◆ TASK PROMPT ◆
Copy each line of the records that contains the word "color".

○ ○ ○ ○

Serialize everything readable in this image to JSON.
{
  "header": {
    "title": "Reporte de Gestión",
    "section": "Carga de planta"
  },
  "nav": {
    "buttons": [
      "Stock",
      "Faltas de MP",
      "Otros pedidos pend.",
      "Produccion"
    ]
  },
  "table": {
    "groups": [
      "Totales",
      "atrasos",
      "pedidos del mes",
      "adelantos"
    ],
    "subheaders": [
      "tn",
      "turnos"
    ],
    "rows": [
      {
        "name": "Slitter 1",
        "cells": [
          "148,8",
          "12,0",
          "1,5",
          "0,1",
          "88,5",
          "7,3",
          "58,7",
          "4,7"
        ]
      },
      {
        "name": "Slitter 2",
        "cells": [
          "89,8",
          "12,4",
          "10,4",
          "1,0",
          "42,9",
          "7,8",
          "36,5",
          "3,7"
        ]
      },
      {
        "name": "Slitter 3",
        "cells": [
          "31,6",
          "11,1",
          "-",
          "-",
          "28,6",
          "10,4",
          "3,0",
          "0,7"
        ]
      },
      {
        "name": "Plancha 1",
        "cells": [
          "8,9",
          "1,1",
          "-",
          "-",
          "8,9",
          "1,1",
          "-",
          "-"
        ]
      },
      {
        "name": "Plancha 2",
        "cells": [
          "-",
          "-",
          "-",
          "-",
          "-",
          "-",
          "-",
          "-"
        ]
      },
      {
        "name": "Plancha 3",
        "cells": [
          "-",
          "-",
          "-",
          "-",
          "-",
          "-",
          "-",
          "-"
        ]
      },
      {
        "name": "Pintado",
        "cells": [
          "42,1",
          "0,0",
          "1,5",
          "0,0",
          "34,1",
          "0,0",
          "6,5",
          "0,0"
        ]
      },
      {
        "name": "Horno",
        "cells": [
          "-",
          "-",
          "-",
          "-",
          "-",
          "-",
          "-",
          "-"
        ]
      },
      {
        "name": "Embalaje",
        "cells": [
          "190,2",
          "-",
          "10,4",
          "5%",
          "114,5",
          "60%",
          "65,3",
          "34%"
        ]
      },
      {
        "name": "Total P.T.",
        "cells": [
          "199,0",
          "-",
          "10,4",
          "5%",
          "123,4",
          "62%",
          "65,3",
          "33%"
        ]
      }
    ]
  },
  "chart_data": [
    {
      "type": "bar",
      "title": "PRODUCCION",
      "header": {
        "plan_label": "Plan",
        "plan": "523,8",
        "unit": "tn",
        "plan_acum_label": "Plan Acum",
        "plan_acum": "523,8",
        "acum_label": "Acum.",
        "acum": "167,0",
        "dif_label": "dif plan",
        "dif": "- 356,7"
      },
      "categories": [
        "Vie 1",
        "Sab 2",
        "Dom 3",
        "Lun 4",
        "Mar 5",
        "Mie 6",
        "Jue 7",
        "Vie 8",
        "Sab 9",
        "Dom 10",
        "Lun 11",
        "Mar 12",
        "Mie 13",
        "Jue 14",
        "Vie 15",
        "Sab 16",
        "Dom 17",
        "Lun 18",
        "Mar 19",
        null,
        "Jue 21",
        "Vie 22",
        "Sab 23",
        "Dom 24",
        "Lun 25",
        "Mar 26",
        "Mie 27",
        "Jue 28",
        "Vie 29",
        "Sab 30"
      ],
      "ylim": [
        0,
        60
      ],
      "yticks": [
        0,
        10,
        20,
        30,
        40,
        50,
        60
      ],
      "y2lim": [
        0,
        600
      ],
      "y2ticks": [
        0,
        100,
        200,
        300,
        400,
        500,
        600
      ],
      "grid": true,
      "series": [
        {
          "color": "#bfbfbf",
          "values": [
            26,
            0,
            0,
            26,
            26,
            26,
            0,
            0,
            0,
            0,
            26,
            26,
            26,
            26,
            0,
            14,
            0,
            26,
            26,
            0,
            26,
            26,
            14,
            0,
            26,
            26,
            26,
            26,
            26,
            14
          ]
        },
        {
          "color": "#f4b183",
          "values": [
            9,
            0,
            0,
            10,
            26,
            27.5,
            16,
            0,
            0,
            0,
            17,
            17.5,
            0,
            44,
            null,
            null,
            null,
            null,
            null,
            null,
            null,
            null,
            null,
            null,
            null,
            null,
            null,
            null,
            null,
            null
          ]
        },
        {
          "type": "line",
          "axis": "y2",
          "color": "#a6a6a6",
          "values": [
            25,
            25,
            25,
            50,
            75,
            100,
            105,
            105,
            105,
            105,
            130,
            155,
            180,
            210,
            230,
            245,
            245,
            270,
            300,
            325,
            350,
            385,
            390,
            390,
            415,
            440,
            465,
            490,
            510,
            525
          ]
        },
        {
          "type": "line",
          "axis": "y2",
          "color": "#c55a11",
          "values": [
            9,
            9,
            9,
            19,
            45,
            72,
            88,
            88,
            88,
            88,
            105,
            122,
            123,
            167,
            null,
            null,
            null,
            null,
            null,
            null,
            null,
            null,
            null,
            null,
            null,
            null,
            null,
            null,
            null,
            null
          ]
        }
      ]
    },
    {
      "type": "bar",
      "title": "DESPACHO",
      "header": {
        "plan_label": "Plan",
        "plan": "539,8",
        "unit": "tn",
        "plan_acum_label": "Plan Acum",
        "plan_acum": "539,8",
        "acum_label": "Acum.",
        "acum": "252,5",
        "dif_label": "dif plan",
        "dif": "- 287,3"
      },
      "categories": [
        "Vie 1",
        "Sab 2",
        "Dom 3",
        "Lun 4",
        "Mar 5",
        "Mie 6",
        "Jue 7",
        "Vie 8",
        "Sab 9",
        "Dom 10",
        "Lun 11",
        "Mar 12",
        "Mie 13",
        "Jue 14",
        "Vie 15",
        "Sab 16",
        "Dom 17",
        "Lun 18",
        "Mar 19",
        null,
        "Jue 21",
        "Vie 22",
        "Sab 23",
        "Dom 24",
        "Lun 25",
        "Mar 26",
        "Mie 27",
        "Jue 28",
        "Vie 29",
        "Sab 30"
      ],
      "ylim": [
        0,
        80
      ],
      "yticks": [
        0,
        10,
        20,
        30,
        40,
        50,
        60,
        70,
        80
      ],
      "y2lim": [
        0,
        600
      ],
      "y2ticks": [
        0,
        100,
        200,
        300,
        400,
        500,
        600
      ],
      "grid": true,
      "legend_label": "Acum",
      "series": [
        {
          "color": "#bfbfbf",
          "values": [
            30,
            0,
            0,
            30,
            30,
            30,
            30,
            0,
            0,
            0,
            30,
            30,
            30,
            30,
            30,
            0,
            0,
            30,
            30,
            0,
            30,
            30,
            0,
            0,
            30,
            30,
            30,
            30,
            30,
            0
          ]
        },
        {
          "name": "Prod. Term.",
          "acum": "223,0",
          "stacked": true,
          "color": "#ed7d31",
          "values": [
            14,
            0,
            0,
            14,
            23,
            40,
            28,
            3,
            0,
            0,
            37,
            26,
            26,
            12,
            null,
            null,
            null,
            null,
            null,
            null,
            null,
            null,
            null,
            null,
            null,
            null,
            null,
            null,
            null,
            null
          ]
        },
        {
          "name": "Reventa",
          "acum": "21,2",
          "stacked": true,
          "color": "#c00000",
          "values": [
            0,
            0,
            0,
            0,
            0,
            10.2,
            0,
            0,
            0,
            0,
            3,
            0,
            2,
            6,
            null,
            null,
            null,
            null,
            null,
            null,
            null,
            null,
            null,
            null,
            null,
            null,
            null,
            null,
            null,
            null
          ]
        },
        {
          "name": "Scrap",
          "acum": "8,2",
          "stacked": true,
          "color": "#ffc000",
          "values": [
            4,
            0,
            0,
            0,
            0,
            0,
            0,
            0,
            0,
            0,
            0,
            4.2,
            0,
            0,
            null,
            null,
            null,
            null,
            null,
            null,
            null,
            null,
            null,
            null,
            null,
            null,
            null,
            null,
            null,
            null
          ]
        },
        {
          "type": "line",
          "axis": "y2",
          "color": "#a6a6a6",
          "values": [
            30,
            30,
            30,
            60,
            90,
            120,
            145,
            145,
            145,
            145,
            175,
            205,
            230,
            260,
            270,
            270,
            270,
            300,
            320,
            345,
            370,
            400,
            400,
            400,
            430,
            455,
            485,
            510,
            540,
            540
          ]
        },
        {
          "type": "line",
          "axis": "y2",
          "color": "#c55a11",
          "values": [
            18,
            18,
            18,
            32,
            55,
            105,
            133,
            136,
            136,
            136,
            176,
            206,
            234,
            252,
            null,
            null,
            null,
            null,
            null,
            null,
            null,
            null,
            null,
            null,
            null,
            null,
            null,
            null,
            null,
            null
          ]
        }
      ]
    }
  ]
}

○ ○ ○ ○

◆ THE ANSWER ◆
          "color": "#bfbfbf",
          "color": "#f4b183",
          "color": "#a6a6a6",
          "color": "#c55a11",
          "color": "#bfbfbf",
          "color": "#ed7d31",
          "color": "#c00000",
          "color": "#ffc000",
          "color": "#a6a6a6",
          "color": "#c55a11",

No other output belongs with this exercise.